▸ SHORT PROBLEM: Would you retype all of these records exactly?

* start INPUT *

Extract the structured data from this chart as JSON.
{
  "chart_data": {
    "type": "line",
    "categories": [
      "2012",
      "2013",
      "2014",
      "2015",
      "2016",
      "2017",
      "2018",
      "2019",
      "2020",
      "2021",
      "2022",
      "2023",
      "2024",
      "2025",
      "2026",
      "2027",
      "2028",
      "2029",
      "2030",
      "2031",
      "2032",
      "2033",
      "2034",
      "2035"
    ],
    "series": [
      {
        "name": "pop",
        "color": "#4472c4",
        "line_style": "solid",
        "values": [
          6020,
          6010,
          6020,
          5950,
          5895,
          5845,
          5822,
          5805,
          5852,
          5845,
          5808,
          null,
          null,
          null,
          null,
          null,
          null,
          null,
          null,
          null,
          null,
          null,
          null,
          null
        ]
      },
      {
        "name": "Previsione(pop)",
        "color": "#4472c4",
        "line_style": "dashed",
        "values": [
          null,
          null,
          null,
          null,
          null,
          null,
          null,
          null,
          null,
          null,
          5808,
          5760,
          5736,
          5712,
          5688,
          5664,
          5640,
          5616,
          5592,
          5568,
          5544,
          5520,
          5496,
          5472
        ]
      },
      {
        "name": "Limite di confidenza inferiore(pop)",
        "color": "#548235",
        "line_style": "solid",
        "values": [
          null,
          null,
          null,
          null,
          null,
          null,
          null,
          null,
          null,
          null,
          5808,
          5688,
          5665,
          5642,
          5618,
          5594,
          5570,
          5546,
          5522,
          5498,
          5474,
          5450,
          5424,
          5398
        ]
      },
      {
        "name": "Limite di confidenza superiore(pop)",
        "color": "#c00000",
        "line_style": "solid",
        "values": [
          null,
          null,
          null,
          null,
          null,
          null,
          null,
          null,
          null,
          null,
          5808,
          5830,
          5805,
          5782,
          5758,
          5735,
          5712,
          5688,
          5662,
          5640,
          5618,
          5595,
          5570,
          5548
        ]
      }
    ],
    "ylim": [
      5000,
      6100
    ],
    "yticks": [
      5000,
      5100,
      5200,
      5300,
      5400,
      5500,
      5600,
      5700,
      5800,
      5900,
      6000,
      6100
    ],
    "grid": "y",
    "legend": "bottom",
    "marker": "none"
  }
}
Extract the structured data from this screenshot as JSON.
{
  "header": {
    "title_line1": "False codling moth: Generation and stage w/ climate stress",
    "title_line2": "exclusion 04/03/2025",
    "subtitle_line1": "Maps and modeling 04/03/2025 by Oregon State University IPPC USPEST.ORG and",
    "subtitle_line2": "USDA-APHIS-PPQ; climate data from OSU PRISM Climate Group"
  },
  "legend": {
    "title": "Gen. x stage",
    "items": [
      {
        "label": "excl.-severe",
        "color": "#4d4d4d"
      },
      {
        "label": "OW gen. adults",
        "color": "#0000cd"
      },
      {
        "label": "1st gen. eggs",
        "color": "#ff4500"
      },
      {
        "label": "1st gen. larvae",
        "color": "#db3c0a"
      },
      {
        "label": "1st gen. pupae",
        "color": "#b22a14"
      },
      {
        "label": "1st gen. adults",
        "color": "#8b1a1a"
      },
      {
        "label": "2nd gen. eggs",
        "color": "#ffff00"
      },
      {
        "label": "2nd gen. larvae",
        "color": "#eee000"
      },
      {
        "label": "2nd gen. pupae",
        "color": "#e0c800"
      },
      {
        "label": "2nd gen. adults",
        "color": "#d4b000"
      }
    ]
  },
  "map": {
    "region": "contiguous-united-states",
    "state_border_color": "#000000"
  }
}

* end INPUT *

▸ COMPLETED TASK:
Extract the structured data from this chart as JSON.
{
  "chart_data": {
    "type": "line",
    "categories": [
      "2012",
      "2013",
      "2014",
      "2015",
      "2016",
      "2017",
      "2018",
      "2019",
      "2020",
      "2021",
      "2022",
      "2023",
      "2024",
      "2025",
      "2026",
      "2027",
      "2028",
      "2029",
      "2030",
      "2031",
      "2032",
      "2033",
      "2034",
      "2035"
    ],
    "series": [
      {
        "name": "pop",
        "color": "#4472c4",
        "line_style": "solid",
        "values": [
          6020,
          6010,
          6020,
          5950,
          5895,
          5845,
          5822,
          5805,
          5852,
          5845,
          5808,
          null,
          null,
          null,
          null,
          null,
          null,
          null,
          null,
          null,
          null,
          null,
          null,
          null
        ]
      },
      {
        "name": "Previsione(pop)",
        "color": "#4472c4",
        "line_style": "dashed",
        "values": [
          null,
          null,
          null,
          null,
          null,
          null,
          null,
          null,
          null,
          null,
          5808,
          5760,
          5736,
          5712,
          5688,
          5664,
          5640,
          5616,
          5592,
          5568,
          5544,
          5520,
          5496,
          5472
        ]
      },
      {
        "name": "Limite di confidenza inferiore(pop)",
        "color": "#548235",
        "line_style": "solid",
        "values": [
          null,
          null,
          null,
          null,
          null,
          null,
          null,
          null,
          null,
          null,
          5808,
          5688,
          5665,
          5642,
          5618,
          5594,
          5570,
          5546,
          5522,
          5498,
          5474,
          5450,
          5424,
          5398
        ]
      },
      {
        "name": "Limite di confidenza superiore(pop)",
        "color": "#c00000",
        "line_style": "solid",
        "values": [
          null,
          null,
          null,
          null,
          null,
          null,
          null,
          null,
          null,
          null,
          5808,
          5830,
          5805,
          5782,
          5758,
          5735,
          5712,
          5688,
          5662,
          5640,
          5618,
          5595,
          5570,
          5548
        ]
      }
    ],
    "ylim": [
      5000,
      6100
    ],
    "yticks": [
      5000,
      5100,
      5200,
      5300,
      5400,
      5500,
      5600,
      5700,
      5800,
      5900,
      6000,
      6100
    ],
    "grid": "y",
    "legend": "bottom",
    "marker": "none"
  }
}
Extract the structured data from this screenshot as JSON.
{
  "header": {
    "title_line1": "False codling moth: Generation and stage w/ climate stress",
    "title_line2": "exclusion 04/03/2025",
    "subtitle_line1": "Maps and modeling 04/03/2025 by Oregon State University IPPC USPEST.ORG and",
    "subtitle_line2": "USDA-APHIS-PPQ; climate data from OSU PRISM Climate Group"
  },
  "legend": {
    "title": "Gen. x stage",
    "items": [
      {
        "label": "excl.-severe",
        "color": "#4d4d4d"
      },
      {
        "label": "OW gen. adults",
        "color": "#0000cd"
      },
      {
        "label": "1st gen. eggs",
        "color": "#ff4500"
      },
      {
        "label": "1st gen. larvae",
        "color": "#db3c0a"
      },
      {
        "label": "1st gen. pupae",
        "color": "#b22a14"
      },
      {
        "label": "1st gen. adults",
        "color": "#8b1a1a"
      },
      {
        "label": "2nd gen. eggs",
        "color": "#ffff00"
      },
      {
        "label": "2nd gen. larvae",
        "color": "#eee000"
      },
      {
        "label": "2nd gen. pupae",
        "color": "#e0c800"
      },
      {
        "label": "2nd gen. adults",
        "color": "#d4b000"
      }
    ]
  },
  "map": {
    "region": "contiguous-united-states",
    "state_border_color": "#000000"
  }
}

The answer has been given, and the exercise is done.